┌────────

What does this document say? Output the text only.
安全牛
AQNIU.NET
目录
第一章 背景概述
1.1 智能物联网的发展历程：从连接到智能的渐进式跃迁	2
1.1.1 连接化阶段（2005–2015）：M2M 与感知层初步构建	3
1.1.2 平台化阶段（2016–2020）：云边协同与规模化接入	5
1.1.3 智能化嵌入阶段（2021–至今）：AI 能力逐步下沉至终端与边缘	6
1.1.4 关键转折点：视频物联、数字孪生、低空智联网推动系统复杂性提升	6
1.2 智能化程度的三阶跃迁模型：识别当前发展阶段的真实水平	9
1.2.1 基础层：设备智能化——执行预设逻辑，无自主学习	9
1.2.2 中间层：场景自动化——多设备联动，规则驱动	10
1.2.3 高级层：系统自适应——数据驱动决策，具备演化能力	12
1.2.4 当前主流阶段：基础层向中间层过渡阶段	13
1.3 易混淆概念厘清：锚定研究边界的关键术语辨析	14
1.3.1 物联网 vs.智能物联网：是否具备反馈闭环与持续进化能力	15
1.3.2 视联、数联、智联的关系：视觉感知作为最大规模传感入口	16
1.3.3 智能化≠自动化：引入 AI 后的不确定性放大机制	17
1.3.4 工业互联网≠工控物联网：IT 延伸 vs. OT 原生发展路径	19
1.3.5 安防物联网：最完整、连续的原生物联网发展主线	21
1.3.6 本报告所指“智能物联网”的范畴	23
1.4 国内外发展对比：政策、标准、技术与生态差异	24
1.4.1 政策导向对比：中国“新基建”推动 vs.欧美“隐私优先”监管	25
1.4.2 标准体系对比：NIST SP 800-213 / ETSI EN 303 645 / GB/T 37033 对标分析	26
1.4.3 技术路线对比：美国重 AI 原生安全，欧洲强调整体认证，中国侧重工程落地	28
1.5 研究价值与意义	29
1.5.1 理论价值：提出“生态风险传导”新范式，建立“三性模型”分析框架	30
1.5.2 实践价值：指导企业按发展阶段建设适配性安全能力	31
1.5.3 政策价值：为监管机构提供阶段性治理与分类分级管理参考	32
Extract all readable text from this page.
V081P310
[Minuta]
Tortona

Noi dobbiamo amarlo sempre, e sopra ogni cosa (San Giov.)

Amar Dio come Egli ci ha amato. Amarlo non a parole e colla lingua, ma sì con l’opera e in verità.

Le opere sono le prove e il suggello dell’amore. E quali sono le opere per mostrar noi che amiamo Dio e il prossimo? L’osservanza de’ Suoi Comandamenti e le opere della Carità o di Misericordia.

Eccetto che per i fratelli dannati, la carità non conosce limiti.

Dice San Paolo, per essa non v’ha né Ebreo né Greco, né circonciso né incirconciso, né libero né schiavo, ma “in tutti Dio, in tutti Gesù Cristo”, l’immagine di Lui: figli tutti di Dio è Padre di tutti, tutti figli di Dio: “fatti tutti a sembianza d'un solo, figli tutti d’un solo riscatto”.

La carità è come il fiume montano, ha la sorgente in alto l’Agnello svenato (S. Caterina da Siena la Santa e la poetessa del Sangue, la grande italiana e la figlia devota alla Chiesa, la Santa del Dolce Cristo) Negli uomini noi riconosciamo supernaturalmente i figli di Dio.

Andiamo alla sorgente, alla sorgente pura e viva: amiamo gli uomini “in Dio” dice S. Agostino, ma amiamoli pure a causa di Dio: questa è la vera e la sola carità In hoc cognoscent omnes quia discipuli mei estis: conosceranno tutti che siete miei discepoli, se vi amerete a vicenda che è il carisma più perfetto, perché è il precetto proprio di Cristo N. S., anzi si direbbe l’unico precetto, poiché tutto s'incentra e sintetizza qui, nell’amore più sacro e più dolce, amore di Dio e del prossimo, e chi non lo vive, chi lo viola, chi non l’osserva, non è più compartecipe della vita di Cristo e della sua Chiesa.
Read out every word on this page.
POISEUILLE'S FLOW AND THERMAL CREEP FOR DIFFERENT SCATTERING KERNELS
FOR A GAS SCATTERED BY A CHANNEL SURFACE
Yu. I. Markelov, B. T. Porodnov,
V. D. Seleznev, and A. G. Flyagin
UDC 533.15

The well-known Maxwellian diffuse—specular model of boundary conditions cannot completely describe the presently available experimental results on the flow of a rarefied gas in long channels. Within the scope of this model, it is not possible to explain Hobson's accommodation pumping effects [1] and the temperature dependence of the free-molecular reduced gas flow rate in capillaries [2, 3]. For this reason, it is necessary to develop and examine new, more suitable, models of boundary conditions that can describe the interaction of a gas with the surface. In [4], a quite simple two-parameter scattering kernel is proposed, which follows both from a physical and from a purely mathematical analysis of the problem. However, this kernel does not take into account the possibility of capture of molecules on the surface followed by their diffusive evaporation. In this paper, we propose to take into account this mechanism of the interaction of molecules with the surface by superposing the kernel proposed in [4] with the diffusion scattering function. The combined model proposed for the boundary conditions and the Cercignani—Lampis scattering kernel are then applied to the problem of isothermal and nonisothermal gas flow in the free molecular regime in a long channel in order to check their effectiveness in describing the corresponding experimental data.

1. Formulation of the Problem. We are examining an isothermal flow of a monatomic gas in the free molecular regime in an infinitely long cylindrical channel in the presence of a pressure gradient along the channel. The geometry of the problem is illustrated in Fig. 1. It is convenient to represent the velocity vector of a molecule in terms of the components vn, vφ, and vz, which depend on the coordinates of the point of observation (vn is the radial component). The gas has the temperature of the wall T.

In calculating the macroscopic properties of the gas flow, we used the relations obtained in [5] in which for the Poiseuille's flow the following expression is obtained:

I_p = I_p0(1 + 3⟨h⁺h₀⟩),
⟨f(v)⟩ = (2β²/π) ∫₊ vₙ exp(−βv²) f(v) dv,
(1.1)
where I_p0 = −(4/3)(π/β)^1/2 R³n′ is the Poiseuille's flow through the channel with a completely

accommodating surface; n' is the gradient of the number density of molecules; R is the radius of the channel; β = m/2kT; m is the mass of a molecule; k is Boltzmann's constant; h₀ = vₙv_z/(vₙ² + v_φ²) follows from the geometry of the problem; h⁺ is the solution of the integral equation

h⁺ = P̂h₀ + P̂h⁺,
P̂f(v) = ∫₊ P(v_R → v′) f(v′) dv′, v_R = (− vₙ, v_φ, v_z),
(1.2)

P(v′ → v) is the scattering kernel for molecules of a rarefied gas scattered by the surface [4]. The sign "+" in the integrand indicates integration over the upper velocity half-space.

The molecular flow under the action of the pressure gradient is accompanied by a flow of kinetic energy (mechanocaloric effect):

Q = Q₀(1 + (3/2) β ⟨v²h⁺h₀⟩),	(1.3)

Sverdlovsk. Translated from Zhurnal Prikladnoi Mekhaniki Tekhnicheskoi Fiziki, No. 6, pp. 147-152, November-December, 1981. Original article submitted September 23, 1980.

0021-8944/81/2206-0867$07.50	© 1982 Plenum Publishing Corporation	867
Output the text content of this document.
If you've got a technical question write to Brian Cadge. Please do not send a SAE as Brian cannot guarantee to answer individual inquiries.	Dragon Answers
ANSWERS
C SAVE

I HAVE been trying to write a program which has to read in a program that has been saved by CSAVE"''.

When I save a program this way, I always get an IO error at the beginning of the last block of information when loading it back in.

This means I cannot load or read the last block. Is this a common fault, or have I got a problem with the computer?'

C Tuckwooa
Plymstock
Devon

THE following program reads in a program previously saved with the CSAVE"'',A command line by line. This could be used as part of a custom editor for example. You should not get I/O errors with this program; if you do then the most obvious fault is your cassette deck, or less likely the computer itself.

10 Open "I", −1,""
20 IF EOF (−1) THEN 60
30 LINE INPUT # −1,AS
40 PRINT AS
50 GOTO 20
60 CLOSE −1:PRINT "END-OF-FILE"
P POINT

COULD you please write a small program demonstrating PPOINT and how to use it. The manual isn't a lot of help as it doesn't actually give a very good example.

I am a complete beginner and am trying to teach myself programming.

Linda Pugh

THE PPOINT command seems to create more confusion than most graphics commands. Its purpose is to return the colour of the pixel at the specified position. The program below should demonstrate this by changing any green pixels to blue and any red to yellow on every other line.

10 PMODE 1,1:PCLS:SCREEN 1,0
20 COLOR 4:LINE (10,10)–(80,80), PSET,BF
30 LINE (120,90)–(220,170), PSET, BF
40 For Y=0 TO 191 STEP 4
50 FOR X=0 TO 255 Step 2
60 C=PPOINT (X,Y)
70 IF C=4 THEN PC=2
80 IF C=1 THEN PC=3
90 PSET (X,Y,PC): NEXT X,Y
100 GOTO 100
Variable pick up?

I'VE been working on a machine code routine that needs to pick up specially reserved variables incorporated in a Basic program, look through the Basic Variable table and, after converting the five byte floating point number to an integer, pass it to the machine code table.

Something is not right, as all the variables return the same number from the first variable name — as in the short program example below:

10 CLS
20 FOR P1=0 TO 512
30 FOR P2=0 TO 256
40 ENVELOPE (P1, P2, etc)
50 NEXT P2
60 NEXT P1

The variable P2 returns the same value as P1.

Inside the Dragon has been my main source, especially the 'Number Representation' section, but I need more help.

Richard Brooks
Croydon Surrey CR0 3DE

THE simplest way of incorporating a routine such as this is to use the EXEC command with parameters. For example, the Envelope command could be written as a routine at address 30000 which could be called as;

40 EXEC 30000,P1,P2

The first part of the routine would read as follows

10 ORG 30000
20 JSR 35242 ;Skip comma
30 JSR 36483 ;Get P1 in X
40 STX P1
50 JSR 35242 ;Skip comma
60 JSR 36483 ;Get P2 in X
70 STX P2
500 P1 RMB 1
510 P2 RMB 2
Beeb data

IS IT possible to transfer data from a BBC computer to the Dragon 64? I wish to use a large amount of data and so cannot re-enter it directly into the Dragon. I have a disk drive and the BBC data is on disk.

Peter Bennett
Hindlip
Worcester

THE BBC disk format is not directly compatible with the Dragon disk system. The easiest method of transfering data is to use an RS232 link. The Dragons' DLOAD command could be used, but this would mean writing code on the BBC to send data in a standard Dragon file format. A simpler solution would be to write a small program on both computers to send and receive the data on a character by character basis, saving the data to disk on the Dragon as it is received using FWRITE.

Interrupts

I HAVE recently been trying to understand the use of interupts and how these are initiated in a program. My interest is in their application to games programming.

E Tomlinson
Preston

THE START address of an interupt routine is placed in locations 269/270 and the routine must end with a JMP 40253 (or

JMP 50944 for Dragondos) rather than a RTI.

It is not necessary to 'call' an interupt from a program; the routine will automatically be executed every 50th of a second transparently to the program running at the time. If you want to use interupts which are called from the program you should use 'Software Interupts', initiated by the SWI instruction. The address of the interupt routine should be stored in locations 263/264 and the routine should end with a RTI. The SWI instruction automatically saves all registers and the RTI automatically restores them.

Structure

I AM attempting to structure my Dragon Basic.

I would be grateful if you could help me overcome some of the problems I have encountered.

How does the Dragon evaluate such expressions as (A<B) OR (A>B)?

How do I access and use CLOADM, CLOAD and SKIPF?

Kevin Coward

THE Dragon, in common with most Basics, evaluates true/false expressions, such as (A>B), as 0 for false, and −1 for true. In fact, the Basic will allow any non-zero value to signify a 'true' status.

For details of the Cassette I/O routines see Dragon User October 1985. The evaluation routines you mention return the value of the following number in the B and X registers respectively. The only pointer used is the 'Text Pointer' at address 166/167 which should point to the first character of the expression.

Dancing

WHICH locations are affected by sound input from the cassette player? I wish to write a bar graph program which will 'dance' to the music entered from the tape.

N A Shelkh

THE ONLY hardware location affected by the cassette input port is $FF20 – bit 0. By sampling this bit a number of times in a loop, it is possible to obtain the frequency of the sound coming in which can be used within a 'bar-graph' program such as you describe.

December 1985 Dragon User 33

└────────

→ **Required task**
Return every line above in which the string "velocity" occurs.

→ **Result of the exercise**
1. Formulation of the Problem. We are examining an isothermal flow of a monatomic gas in the free molecular regime in an infinitely long cylindrical channel in the presence of a pressure gradient along the channel. The geometry of the problem is illustrated in Fig. 1. It is convenient to represent the velocity vector of a molecule in terms of the components vn, vφ, and vz, which depend on the coordinates of the point of observation (vn is the radial component). The gas has the temperature of the wall T.
P(v′ → v) is the scattering kernel for molecules of a rarefied gas scattered by the surface [4]. The sign "+" in the integrand indicates integration over the upper velocity half-space.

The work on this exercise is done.